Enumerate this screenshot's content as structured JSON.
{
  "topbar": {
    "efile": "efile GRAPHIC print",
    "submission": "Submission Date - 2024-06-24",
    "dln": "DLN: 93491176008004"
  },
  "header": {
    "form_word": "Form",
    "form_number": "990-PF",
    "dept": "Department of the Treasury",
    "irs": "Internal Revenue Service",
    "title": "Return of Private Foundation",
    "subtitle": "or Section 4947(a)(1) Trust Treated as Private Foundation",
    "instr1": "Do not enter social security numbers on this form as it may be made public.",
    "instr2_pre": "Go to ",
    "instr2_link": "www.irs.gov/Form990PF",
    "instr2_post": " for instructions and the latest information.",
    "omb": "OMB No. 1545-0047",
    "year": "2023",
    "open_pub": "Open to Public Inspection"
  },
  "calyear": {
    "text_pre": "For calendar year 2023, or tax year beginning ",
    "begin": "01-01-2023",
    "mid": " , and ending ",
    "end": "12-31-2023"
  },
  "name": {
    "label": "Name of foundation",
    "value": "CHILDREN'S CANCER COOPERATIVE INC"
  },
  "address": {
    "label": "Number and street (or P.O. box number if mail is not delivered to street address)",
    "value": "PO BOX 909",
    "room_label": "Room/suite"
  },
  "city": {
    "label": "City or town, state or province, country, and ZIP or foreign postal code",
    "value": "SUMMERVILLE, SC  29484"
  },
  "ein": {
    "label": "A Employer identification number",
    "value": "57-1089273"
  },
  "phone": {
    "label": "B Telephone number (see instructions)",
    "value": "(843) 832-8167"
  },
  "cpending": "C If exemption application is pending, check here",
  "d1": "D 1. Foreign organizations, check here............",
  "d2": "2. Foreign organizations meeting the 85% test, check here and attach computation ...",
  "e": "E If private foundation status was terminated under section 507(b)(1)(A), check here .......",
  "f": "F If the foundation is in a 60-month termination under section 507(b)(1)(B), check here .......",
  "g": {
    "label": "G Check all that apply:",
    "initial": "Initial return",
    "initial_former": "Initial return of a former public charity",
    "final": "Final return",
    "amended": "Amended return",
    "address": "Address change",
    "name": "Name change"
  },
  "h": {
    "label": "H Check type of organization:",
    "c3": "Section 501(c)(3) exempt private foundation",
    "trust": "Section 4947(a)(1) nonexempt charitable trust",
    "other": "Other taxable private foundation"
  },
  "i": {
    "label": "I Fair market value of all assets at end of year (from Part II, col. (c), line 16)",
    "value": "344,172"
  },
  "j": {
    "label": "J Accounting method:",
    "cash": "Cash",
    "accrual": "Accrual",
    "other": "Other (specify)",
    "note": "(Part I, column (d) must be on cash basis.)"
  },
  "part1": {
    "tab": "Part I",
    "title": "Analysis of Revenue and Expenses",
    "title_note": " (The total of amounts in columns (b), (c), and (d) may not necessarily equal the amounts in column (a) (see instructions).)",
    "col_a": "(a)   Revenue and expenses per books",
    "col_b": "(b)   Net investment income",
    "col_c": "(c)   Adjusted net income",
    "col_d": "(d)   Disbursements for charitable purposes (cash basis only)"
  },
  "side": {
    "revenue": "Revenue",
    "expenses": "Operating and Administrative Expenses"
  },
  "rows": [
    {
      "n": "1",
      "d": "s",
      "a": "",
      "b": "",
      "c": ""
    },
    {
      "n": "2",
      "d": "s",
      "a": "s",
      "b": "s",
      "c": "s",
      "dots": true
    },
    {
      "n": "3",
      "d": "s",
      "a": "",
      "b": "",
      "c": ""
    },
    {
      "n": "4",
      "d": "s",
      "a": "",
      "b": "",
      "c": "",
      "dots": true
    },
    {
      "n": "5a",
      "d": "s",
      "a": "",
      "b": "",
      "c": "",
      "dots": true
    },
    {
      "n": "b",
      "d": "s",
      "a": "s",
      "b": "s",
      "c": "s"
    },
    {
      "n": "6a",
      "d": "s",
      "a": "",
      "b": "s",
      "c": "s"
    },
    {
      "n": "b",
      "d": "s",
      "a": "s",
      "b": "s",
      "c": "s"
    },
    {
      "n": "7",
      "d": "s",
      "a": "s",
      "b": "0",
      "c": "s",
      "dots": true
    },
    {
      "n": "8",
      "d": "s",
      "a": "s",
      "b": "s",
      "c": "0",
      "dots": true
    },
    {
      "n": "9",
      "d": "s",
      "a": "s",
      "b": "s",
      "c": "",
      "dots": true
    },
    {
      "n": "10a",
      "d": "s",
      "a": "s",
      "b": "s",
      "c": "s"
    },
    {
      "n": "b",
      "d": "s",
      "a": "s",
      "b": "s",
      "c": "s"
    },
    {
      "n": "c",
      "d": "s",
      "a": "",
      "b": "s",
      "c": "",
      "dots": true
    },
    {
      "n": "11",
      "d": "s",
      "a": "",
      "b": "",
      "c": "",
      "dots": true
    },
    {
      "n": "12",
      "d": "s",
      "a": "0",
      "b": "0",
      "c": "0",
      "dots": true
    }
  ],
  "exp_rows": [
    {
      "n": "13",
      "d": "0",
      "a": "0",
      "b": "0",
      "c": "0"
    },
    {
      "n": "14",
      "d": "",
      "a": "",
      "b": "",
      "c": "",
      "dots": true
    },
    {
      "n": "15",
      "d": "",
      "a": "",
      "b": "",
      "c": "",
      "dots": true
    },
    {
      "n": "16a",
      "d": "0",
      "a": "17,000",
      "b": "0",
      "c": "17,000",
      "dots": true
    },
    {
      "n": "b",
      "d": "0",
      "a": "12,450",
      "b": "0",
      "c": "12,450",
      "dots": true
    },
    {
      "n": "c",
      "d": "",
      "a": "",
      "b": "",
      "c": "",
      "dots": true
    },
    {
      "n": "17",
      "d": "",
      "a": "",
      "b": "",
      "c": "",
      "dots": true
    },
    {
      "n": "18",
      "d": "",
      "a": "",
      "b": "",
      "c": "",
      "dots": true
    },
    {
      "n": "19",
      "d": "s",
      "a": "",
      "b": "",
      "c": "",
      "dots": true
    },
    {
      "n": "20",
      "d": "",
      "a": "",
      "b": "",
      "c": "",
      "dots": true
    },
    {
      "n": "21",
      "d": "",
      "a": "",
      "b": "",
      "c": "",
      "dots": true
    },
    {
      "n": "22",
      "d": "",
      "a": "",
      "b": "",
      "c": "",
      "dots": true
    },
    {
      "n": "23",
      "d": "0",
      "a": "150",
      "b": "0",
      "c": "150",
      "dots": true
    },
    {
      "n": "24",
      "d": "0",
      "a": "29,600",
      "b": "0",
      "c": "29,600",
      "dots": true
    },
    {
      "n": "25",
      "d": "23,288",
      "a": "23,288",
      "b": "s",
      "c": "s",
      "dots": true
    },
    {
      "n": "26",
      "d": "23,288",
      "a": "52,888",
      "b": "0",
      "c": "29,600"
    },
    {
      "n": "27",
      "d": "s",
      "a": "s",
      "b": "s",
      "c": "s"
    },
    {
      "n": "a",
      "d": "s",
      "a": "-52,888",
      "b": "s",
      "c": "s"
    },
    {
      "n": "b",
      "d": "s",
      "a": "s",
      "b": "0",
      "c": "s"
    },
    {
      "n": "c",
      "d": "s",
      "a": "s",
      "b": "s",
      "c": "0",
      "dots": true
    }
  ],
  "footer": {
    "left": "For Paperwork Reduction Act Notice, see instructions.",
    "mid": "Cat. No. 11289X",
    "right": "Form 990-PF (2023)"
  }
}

*Task requirements*.
Write the material out again word for word.

*In response*.
Enumerate this screenshot's content as structured JSON.
{
  "topbar": {
    "efile": "efile GRAPHIC print",
    "submission": "Submission Date - 2024-06-24",
    "dln": "DLN: 93491176008004"
  },
  "header": {
    "form_word": "Form",
    "form_number": "990-PF",
    "dept": "Department of the Treasury",
    "irs": "Internal Revenue Service",
    "title": "Return of Private Foundation",
    "subtitle": "or Section 4947(a)(1) Trust Treated as Private Foundation",
    "instr1": "Do not enter social security numbers on this form as it may be made public.",
    "instr2_pre": "Go to ",
    "instr2_link": "www.irs.gov/Form990PF",
    "instr2_post": " for instructions and the latest information.",
    "omb": "OMB No. 1545-0047",
    "year": "2023",
    "open_pub": "Open to Public Inspection"
  },
  "calyear": {
    "text_pre": "For calendar year 2023, or tax year beginning ",
    "begin": "01-01-2023",
    "mid": " , and ending ",
    "end": "12-31-2023"
  },
  "name": {
    "label": "Name of foundation",
    "value": "CHILDREN'S CANCER COOPERATIVE INC"
  },
  "address": {
    "label": "Number and street (or P.O. box number if mail is not delivered to street address)",
    "value": "PO BOX 909",
    "room_label": "Room/suite"
  },
  "city": {
    "label": "City or town, state or province, country, and ZIP or foreign postal code",
    "value": "SUMMERVILLE, SC  29484"
  },
  "ein": {
    "label": "A Employer identification number",
    "value": "57-1089273"
  },
  "phone": {
    "label": "B Telephone number (see instructions)",
    "value": "(843) 832-8167"
  },
  "cpending": "C If exemption application is pending, check here",
  "d1": "D 1. Foreign organizations, check here............",
  "d2": "2. Foreign organizations meeting the 85% test, check here and attach computation ...",
  "e": "E If private foundation status was terminated under section 507(b)(1)(A), check here .......",
  "f": "F If the foundation is in a 60-month termination under section 507(b)(1)(B), check here .......",
  "g": {
    "label": "G Check all that apply:",
    "initial": "Initial return",
    "initial_former": "Initial return of a former public charity",
    "final": "Final return",
    "amended": "Amended return",
    "address": "Address change",
    "name": "Name change"
  },
  "h": {
    "label": "H Check type of organization:",
    "c3": "Section 501(c)(3) exempt private foundation",
    "trust": "Section 4947(a)(1) nonexempt charitable trust",
    "other": "Other taxable private foundation"
  },
  "i": {
    "label": "I Fair market value of all assets at end of year (from Part II, col. (c), line 16)",
    "value": "344,172"
  },
  "j": {
    "label": "J Accounting method:",
    "cash": "Cash",
    "accrual": "Accrual",
    "other": "Other (specify)",
    "note": "(Part I, column (d) must be on cash basis.)"
  },
  "part1": {
    "tab": "Part I",
    "title": "Analysis of Revenue and Expenses",
    "title_note": " (The total of amounts in columns (b), (c), and (d) may not necessarily equal the amounts in column (a) (see instructions).)",
    "col_a": "(a)   Revenue and expenses per books",
    "col_b": "(b)   Net investment income",
    "col_c": "(c)   Adjusted net income",
    "col_d": "(d)   Disbursements for charitable purposes (cash basis only)"
  },
  "side": {
    "revenue": "Revenue",
    "expenses": "Operating and Administrative Expenses"
  },
  "rows": [
    {
      "n": "1",
      "d": "s",
      "a": "",
      "b": "",
      "c": ""
    },
    {
      "n": "2",
      "d": "s",
      "a": "s",
      "b": "s",
      "c": "s",
      "dots": true
    },
    {
      "n": "3",
      "d": "s",
      "a": "",
      "b": "",
      "c": ""
    },
    {
      "n": "4",
      "d": "s",
      "a": "",
      "b": "",
      "c": "",
      "dots": true
    },
    {
      "n": "5a",
      "d": "s",
      "a": "",
      "b": "",
      "c": "",
      "dots": true
    },
    {
      "n": "b",
      "d": "s",
      "a": "s",
      "b": "s",
      "c": "s"
    },
    {
      "n": "6a",
      "d": "s",
      "a": "",
      "b": "s",
      "c": "s"
    },
    {
      "n": "b",
      "d": "s",
      "a": "s",
      "b": "s",
      "c": "s"
    },
    {
      "n": "7",
      "d": "s",
      "a": "s",
      "b": "0",
      "c": "s",
      "dots": true
    },
    {
      "n": "8",
      "d": "s",
      "a": "s",
      "b": "s",
      "c": "0",
      "dots": true
    },
    {
      "n": "9",
      "d": "s",
      "a": "s",
      "b": "s",
      "c": "",
      "dots": true
    },
    {
      "n": "10a",
      "d": "s",
      "a": "s",
      "b": "s",
      "c": "s"
    },
    {
      "n": "b",
      "d": "s",
      "a": "s",
      "b": "s",
      "c": "s"
    },
    {
      "n": "c",
      "d": "s",
      "a": "",
      "b": "s",
      "c": "",
      "dots": true
    },
    {
      "n": "11",
      "d": "s",
      "a": "",
      "b": "",
      "c": "",
      "dots": true
    },
    {
      "n": "12",
      "d": "s",
      "a": "0",
      "b": "0",
      "c": "0",
      "dots": true
    }
  ],
  "exp_rows": [
    {
      "n": "13",
      "d": "0",
      "a": "0",
      "b": "0",
      "c": "0"
    },
    {
      "n": "14",
      "d": "",
      "a": "",
      "b": "",
      "c": "",
      "dots": true
    },
    {
      "n": "15",
      "d": "",
      "a": "",
      "b": "",
      "c": "",
      "dots": true
    },
    {
      "n": "16a",
      "d": "0",
      "a": "17,000",
      "b": "0",
      "c": "17,000",
      "dots": true
    },
    {
      "n": "b",
      "d": "0",
      "a": "12,450",
      "b": "0",
      "c": "12,450",
      "dots": true
    },
    {
      "n": "c",
      "d": "",
      "a": "",
      "b": "",
      "c": "",
      "dots": true
    },
    {
      "n": "17",
      "d": "",
      "a": "",
      "b": "",
      "c": "",
      "dots": true
    },
    {
      "n": "18",
      "d": "",
      "a": "",
      "b": "",
      "c": "",
      "dots": true
    },
    {
      "n": "19",
      "d": "s",
      "a": "",
      "b": "",
      "c": "",
      "dots": true
    },
    {
      "n": "20",
      "d": "",
      "a": "",
      "b": "",
      "c": "",
      "dots": true
    },
    {
      "n": "21",
      "d": "",
      "a": "",
      "b": "",
      "c": "",
      "dots": true
    },
    {
      "n": "22",
      "d": "",
      "a": "",
      "b": "",
      "c": "",
      "dots": true
    },
    {
      "n": "23",
      "d": "0",
      "a": "150",
      "b": "0",
      "c": "150",
      "dots": true
    },
    {
      "n": "24",
      "d": "0",
      "a": "29,600",
      "b": "0",
      "c": "29,600",
      "dots": true
    },
    {
      "n": "25",
      "d": "23,288",
      "a": "23,288",
      "b": "s",
      "c": "s",
      "dots": true
    },
    {
      "n": "26",
      "d": "23,288",
      "a": "52,888",
      "b": "0",
      "c": "29,600"
    },
    {
      "n": "27",
      "d": "s",
      "a": "s",
      "b": "s",
      "c": "s"
    },
    {
      "n": "a",
      "d": "s",
      "a": "-52,888",
      "b": "s",
      "c": "s"
    },
    {
      "n": "b",
      "d": "s",
      "a": "s",
      "b": "0",
      "c": "s"
    },
    {
      "n": "c",
      "d": "s",
      "a": "s",
      "b": "s",
      "c": "0",
      "dots": true
    }
  ],
  "footer": {
    "left": "For Paperwork Reduction Act Notice, see instructions.",
    "mid": "Cat. No. 11289X",
    "right": "Form 990-PF (2023)"
  }
}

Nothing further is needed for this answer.